■ **Exercise details**:
All lines in which the word "effective" occurs are to be extracted.

(Records contained in a dataset)
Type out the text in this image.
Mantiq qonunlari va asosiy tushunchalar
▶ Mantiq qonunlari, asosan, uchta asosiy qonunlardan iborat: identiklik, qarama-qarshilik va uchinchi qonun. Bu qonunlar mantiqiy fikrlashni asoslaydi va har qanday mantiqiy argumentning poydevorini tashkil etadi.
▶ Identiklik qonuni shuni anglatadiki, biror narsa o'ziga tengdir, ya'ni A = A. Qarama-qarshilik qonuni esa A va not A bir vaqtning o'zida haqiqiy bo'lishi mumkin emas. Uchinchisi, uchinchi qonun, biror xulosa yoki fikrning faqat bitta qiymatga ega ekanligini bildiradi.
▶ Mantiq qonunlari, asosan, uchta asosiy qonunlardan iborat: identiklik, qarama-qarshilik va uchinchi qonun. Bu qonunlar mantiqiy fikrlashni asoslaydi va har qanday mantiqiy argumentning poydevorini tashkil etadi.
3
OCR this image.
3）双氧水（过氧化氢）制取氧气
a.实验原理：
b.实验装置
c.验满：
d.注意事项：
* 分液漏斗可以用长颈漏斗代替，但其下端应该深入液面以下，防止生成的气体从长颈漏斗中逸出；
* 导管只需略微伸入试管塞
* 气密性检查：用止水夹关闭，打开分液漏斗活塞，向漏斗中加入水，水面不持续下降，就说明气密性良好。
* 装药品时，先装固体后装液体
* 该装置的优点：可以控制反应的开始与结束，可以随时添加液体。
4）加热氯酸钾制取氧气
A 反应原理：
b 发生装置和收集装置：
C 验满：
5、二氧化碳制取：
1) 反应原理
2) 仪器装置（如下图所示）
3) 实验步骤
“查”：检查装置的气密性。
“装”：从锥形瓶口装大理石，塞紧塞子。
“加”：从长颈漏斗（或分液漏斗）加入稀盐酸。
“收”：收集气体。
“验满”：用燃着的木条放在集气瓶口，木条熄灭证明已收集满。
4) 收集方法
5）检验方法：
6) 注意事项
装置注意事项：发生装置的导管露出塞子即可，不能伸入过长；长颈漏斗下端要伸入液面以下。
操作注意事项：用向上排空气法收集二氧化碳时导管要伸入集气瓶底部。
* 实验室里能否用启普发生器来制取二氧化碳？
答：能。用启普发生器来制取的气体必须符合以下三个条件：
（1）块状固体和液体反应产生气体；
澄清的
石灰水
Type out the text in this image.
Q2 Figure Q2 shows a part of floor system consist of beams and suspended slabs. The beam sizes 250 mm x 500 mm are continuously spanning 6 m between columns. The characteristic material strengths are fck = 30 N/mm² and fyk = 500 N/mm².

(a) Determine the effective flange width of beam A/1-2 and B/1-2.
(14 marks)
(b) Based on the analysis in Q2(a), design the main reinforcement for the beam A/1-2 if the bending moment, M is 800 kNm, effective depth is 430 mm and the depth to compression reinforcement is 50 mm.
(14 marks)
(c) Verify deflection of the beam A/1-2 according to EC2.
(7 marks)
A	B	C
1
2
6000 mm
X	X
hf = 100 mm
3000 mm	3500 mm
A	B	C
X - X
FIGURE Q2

■ **Correct response**:
(a) Determine the effective flange width of beam A/1-2 and B/1-2.
(b) Based on the analysis in Q2(a), design the main reinforcement for the beam A/1-2 if the bending moment, M is 800 kNm, effective depth is 430 mm and the depth to compression reinforcement is 50 mm.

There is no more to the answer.